• **WHAT IS REQUIRED**: Reproduce all of the material word for word.

— Start DATASET EXTRACT —

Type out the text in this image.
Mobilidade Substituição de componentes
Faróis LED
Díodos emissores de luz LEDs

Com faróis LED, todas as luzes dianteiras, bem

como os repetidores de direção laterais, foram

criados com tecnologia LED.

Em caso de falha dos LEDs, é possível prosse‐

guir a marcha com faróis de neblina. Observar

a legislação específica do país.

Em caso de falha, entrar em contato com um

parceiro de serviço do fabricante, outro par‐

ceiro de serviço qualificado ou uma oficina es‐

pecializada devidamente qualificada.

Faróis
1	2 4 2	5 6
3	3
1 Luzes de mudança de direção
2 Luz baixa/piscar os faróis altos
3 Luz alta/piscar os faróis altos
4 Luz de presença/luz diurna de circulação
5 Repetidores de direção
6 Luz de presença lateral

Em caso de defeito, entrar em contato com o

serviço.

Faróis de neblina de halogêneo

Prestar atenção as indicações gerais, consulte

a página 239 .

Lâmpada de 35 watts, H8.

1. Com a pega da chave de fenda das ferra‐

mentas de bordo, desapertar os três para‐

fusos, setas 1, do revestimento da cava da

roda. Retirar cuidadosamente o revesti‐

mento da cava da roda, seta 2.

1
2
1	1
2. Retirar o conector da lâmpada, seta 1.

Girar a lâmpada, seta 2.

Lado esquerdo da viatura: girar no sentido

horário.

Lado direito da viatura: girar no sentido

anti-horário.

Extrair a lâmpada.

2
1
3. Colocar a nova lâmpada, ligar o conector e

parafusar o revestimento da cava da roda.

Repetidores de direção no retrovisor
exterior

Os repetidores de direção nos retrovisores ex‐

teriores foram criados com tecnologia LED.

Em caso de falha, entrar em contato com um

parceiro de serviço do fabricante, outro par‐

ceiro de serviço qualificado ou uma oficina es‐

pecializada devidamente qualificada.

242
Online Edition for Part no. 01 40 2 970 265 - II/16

— End DATASET EXTRACT —

• **COMPLETED TASK**:
Type out the text in this image.
Mobilidade Substituição de componentes
Faróis LED
Díodos emissores de luz LEDs

Com faróis LED, todas as luzes dianteiras, bem

como os repetidores de direção laterais, foram

criados com tecnologia LED.

Em caso de falha dos LEDs, é possível prosse‐

guir a marcha com faróis de neblina. Observar

a legislação específica do país.

Em caso de falha, entrar em contato com um

parceiro de serviço do fabricante, outro par‐

ceiro de serviço qualificado ou uma oficina es‐

pecializada devidamente qualificada.

Faróis
1	2 4 2	5 6
3	3
1 Luzes de mudança de direção
2 Luz baixa/piscar os faróis altos
3 Luz alta/piscar os faróis altos
4 Luz de presença/luz diurna de circulação
5 Repetidores de direção
6 Luz de presença lateral

Em caso de defeito, entrar em contato com o

serviço.

Faróis de neblina de halogêneo

Prestar atenção as indicações gerais, consulte

a página 239 .

Lâmpada de 35 watts, H8.

1. Com a pega da chave de fenda das ferra‐

mentas de bordo, desapertar os três para‐

fusos, setas 1, do revestimento da cava da

roda. Retirar cuidadosamente o revesti‐

mento da cava da roda, seta 2.

1
2
1	1
2. Retirar o conector da lâmpada, seta 1.

Girar a lâmpada, seta 2.

Lado esquerdo da viatura: girar no sentido

horário.

Lado direito da viatura: girar no sentido

anti-horário.

Extrair a lâmpada.

2
1
3. Colocar a nova lâmpada, ligar o conector e

parafusar o revestimento da cava da roda.

Repetidores de direção no retrovisor
exterior

Os repetidores de direção nos retrovisores ex‐

teriores foram criados com tecnologia LED.

Em caso de falha, entrar em contato com um

parceiro de serviço do fabricante, outro par‐

ceiro de serviço qualificado ou uma oficina es‐

pecializada devidamente qualificada.

242
Online Edition for Part no. 01 40 2 970 265 - II/16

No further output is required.